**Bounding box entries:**
****

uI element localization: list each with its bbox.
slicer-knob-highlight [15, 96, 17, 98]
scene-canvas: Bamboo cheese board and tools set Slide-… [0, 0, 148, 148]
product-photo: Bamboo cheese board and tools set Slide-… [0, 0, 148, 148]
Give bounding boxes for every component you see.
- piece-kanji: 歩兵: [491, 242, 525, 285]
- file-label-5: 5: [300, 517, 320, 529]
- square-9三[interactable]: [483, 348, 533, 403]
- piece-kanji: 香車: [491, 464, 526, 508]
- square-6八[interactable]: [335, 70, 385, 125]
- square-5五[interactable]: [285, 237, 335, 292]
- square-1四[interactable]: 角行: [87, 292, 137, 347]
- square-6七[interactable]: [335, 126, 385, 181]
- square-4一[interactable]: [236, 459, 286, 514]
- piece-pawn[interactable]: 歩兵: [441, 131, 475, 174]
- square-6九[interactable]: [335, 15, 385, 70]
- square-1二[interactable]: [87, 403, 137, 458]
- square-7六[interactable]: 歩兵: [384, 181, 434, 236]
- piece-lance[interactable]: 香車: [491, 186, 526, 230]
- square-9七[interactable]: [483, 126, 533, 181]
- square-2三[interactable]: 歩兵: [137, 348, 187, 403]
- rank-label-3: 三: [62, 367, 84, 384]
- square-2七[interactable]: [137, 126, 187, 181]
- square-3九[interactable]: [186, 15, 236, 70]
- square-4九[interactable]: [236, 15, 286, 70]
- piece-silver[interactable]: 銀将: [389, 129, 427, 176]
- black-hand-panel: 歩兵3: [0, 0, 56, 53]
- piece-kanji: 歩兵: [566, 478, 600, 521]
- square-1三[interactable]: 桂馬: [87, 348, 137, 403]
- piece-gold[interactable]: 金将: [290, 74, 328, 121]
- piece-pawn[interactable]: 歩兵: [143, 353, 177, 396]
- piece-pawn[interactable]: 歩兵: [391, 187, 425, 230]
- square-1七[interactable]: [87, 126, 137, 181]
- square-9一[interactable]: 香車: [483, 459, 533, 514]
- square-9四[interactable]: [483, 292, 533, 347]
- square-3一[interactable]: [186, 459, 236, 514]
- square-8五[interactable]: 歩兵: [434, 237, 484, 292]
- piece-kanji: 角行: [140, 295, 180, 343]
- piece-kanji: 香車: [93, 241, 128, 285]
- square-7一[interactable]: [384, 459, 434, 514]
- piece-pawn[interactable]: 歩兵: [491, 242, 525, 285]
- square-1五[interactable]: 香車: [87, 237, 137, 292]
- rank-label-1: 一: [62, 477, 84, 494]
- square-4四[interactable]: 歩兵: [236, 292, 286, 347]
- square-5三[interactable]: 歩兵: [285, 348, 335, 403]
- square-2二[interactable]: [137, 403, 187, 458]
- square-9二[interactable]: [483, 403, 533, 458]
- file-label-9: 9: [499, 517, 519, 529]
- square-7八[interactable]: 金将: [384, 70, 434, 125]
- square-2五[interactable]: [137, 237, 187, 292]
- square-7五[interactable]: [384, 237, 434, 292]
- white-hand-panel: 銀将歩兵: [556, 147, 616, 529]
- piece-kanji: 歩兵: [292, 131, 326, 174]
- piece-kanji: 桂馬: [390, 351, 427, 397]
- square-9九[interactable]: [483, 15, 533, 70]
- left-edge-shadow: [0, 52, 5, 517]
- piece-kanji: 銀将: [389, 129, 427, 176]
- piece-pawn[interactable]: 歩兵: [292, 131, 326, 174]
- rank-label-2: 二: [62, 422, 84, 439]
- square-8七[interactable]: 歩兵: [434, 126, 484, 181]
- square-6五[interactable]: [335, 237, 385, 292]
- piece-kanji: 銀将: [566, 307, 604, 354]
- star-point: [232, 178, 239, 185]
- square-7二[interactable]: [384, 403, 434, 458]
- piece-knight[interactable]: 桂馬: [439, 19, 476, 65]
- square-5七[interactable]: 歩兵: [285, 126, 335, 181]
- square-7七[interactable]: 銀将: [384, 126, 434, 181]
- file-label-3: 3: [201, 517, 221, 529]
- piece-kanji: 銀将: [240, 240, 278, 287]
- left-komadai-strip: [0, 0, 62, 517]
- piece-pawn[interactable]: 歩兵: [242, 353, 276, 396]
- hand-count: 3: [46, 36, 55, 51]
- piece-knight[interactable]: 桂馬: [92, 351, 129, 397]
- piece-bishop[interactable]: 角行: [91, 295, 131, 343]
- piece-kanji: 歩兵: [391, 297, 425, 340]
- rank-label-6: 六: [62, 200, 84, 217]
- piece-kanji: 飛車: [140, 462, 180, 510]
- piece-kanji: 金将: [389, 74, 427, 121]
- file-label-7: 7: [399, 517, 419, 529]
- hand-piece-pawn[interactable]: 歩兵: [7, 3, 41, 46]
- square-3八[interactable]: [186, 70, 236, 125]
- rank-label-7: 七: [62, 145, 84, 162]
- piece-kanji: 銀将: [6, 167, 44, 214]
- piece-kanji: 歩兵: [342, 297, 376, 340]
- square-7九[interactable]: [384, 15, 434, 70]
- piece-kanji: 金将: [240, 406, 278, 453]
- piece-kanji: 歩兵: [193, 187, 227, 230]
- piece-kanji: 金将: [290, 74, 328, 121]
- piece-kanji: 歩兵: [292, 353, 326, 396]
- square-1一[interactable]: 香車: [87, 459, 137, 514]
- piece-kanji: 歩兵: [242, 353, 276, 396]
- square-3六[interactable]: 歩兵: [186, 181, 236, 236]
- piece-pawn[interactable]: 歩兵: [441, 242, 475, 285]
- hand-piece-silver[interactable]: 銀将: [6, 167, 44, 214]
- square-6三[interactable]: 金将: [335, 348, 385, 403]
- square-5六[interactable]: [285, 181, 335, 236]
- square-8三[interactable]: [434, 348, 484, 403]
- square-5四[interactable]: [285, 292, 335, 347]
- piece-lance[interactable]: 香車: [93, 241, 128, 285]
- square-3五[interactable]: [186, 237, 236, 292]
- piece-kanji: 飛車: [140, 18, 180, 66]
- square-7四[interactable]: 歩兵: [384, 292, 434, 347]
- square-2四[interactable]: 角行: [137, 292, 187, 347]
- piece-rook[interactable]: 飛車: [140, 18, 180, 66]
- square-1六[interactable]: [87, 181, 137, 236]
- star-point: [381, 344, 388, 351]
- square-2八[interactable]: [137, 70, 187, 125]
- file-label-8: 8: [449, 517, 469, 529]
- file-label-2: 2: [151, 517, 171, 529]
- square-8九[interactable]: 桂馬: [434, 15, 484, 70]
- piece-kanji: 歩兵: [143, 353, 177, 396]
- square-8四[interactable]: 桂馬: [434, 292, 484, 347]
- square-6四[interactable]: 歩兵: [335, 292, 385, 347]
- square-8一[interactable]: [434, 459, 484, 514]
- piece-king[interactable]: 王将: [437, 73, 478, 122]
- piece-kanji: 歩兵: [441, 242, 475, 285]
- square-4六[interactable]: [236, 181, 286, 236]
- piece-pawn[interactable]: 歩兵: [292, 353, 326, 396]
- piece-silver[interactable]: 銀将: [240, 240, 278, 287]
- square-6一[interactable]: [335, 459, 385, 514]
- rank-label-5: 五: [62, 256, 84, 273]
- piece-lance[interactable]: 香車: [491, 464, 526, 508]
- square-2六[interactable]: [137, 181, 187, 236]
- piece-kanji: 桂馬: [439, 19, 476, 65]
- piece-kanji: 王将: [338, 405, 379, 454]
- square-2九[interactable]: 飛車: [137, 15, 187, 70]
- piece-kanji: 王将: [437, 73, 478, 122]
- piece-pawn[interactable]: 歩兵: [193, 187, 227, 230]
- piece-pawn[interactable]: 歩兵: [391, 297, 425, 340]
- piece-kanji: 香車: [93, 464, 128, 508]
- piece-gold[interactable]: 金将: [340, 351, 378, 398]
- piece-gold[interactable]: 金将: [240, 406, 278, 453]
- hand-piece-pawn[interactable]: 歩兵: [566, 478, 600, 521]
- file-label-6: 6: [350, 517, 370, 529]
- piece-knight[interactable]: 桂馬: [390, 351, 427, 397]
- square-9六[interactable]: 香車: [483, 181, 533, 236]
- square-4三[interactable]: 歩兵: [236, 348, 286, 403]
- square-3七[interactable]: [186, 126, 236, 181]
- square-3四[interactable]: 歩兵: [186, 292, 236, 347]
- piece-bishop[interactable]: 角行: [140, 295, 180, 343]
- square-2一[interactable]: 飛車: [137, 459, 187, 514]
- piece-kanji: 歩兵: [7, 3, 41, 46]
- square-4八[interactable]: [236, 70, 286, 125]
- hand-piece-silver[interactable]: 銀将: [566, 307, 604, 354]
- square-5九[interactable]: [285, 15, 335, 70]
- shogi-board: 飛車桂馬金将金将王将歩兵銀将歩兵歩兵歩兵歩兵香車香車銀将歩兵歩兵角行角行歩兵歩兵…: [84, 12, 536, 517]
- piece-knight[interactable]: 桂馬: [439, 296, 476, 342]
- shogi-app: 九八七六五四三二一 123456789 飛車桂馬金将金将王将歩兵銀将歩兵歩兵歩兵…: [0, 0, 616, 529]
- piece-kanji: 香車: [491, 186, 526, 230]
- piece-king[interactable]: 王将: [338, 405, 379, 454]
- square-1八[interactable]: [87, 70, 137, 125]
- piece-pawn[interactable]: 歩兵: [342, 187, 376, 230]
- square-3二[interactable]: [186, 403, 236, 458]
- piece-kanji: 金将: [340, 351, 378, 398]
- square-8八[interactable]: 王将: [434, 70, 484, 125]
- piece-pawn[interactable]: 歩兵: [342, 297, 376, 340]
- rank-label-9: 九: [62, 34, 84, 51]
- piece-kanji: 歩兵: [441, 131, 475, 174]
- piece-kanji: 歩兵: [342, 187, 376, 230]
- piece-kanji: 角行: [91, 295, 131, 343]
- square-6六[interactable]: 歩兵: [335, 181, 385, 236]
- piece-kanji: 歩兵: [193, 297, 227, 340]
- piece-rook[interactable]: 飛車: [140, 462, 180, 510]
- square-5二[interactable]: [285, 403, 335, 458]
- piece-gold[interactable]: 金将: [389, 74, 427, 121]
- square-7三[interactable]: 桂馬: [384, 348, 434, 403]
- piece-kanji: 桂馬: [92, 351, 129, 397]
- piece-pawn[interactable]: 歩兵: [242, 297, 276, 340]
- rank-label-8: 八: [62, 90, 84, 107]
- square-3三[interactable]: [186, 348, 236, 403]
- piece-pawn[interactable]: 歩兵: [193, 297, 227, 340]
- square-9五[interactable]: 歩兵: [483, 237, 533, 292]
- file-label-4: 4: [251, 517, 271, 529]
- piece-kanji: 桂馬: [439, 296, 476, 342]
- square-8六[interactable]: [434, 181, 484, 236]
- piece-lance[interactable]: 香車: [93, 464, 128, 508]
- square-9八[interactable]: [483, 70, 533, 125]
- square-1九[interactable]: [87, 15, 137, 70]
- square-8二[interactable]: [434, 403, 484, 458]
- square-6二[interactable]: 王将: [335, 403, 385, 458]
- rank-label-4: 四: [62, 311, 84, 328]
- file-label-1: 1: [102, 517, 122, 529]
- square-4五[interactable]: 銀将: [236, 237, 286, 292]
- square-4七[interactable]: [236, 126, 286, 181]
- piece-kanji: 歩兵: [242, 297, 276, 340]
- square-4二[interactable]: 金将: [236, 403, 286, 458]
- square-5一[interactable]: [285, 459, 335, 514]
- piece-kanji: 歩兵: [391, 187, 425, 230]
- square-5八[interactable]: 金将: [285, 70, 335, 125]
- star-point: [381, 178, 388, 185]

****

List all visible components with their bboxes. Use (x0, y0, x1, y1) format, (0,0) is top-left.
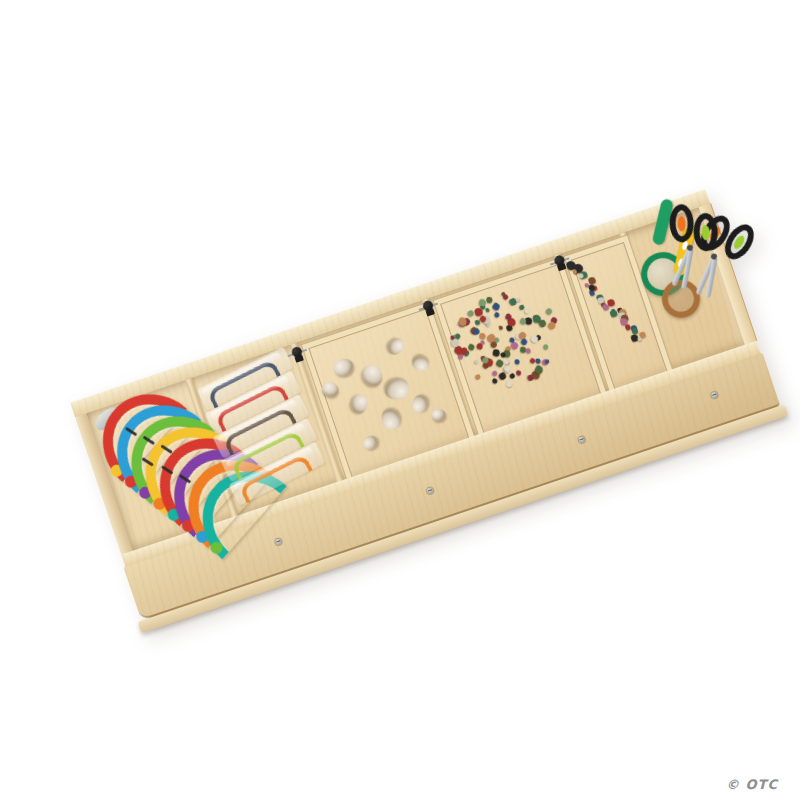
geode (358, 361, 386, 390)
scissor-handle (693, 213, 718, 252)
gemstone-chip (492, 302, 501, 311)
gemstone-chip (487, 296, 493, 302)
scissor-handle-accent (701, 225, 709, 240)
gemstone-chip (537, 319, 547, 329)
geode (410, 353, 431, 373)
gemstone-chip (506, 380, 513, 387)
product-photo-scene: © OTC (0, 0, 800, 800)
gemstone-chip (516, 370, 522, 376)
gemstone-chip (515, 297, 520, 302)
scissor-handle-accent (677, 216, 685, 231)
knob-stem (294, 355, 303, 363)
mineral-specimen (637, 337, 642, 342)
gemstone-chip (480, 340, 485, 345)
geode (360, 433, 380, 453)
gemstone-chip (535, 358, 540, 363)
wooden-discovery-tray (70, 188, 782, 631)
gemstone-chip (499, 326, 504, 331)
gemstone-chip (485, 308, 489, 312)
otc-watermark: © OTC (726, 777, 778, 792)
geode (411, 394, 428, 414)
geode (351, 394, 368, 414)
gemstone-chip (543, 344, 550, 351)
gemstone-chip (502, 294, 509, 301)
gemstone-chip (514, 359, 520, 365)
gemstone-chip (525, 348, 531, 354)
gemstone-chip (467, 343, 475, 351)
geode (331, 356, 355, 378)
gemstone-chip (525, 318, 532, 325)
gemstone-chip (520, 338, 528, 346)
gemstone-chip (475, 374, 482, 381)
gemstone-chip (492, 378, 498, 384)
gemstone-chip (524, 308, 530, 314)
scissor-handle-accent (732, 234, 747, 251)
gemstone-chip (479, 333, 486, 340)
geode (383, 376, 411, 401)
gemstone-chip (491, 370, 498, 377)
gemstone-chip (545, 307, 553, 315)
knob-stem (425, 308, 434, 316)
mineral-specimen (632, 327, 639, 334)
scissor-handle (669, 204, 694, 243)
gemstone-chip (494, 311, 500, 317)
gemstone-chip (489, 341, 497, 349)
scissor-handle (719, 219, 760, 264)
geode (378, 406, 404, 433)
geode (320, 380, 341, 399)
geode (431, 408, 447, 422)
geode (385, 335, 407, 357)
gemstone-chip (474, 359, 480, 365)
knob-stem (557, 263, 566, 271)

****

**Given task:** Rewrite the material from the line that has "uI element localization: list" through the line that has "- black-hand-panel: 歩兵3: [0, 0, 56, 53]", replacing "interactable" with "clickable" and leaving everything else unchanged.

**Task output:**
uI element localization: list each with its bbox.
slicer-knob-highlight [15, 96, 17, 98]
scene-canvas: Bamboo cheese board and tools set Slide-… [0, 0, 148, 148]
product-photo: Bamboo cheese board and tools set Slide-… [0, 0, 148, 148]
Give bounding boxes for every component you see.
- piece-kanji: 歩兵: [491, 242, 525, 285]
- file-label-5: 5: [300, 517, 320, 529]
- square-9三[clickable]: [483, 348, 533, 403]
- piece-kanji: 香車: [491, 464, 526, 508]
- square-6八[clickable]: [335, 70, 385, 125]
- square-5五[clickable]: [285, 237, 335, 292]
- square-1四[clickable]: 角行: [87, 292, 137, 347]
- square-6七[clickable]: [335, 126, 385, 181]
- square-4一[clickable]: [236, 459, 286, 514]
- piece-pawn[clickable]: 歩兵: [441, 131, 475, 174]
- square-6九[clickable]: [335, 15, 385, 70]
- square-1二[clickable]: [87, 403, 137, 458]
- square-7六[clickable]: 歩兵: [384, 181, 434, 236]
- piece-lance[clickable]: 香車: [491, 186, 526, 230]
- square-9七[clickable]: [483, 126, 533, 181]
- square-2三[clickable]: 歩兵: [137, 348, 187, 403]
- rank-label-3: 三: [62, 367, 84, 384]
- square-2七[clickable]: [137, 126, 187, 181]
- square-3九[clickable]: [186, 15, 236, 70]
- square-4九[clickable]: [236, 15, 286, 70]
- piece-silver[clickable]: 銀将: [389, 129, 427, 176]
- black-hand-panel: 歩兵3: [0, 0, 56, 53]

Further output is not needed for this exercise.